### REQUIREMENTS
Each record below should be repeated precisely as written.

### ITEMS
****

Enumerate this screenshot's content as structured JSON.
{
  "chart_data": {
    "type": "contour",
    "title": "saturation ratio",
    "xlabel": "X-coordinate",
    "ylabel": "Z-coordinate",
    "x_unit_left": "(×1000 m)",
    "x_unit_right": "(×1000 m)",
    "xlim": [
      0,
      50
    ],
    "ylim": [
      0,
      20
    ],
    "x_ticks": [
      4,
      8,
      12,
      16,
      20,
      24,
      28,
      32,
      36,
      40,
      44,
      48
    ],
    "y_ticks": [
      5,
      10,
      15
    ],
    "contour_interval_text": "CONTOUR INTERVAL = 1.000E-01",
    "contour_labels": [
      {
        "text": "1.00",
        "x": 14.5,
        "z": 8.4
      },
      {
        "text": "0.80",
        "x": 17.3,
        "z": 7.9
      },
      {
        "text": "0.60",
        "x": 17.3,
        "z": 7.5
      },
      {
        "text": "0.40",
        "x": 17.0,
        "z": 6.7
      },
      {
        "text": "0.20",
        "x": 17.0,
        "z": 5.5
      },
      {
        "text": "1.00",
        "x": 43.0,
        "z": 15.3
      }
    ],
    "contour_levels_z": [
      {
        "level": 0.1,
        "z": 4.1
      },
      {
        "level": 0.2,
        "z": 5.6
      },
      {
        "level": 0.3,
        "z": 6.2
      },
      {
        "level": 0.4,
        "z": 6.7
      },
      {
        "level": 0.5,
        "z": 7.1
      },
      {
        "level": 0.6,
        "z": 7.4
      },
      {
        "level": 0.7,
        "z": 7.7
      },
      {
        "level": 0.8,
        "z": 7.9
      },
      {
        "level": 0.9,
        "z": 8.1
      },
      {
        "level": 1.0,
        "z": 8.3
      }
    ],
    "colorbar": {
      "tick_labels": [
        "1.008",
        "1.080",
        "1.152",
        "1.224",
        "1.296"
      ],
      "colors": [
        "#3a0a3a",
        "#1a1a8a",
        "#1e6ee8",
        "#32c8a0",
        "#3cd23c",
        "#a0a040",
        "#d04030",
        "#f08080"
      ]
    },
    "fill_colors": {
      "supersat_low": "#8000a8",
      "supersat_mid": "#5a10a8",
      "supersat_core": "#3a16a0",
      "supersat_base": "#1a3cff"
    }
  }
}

****

### THE REPLY
Enumerate this screenshot's content as structured JSON.
{
  "chart_data": {
    "type": "contour",
    "title": "saturation ratio",
    "xlabel": "X-coordinate",
    "ylabel": "Z-coordinate",
    "x_unit_left": "(×1000 m)",
    "x_unit_right": "(×1000 m)",
    "xlim": [
      0,
      50
    ],
    "ylim": [
      0,
      20
    ],
    "x_ticks": [
      4,
      8,
      12,
      16,
      20,
      24,
      28,
      32,
      36,
      40,
      44,
      48
    ],
    "y_ticks": [
      5,
      10,
      15
    ],
    "contour_interval_text": "CONTOUR INTERVAL = 1.000E-01",
    "contour_labels": [
      {
        "text": "1.00",
        "x": 14.5,
        "z": 8.4
      },
      {
        "text": "0.80",
        "x": 17.3,
        "z": 7.9
      },
      {
        "text": "0.60",
        "x": 17.3,
        "z": 7.5
      },
      {
        "text": "0.40",
        "x": 17.0,
        "z": 6.7
      },
      {
        "text": "0.20",
        "x": 17.0,
        "z": 5.5
      },
      {
        "text": "1.00",
        "x": 43.0,
        "z": 15.3
      }
    ],
    "contour_levels_z": [
      {
        "level": 0.1,
        "z": 4.1
      },
      {
        "level": 0.2,
        "z": 5.6
      },
      {
        "level": 0.3,
        "z": 6.2
      },
      {
        "level": 0.4,
        "z": 6.7
      },
      {
        "level": 0.5,
        "z": 7.1
      },
      {
        "level": 0.6,
        "z": 7.4
      },
      {
        "level": 0.7,
        "z": 7.7
      },
      {
        "level": 0.8,
        "z": 7.9
      },
      {
        "level": 0.9,
        "z": 8.1
      },
      {
        "level": 1.0,
        "z": 8.3
      }
    ],
    "colorbar": {
      "tick_labels": [
        "1.008",
        "1.080",
        "1.152",
        "1.224",
        "1.296"
      ],
      "colors": [
        "#3a0a3a",
        "#1a1a8a",
        "#1e6ee8",
        "#32c8a0",
        "#3cd23c",
        "#a0a040",
        "#d04030",
        "#f08080"
      ]
    },
    "fill_colors": {
      "supersat_low": "#8000a8",
      "supersat_mid": "#5a10a8",
      "supersat_core": "#3a16a0",
      "supersat_base": "#1a3cff"
    }
  }
}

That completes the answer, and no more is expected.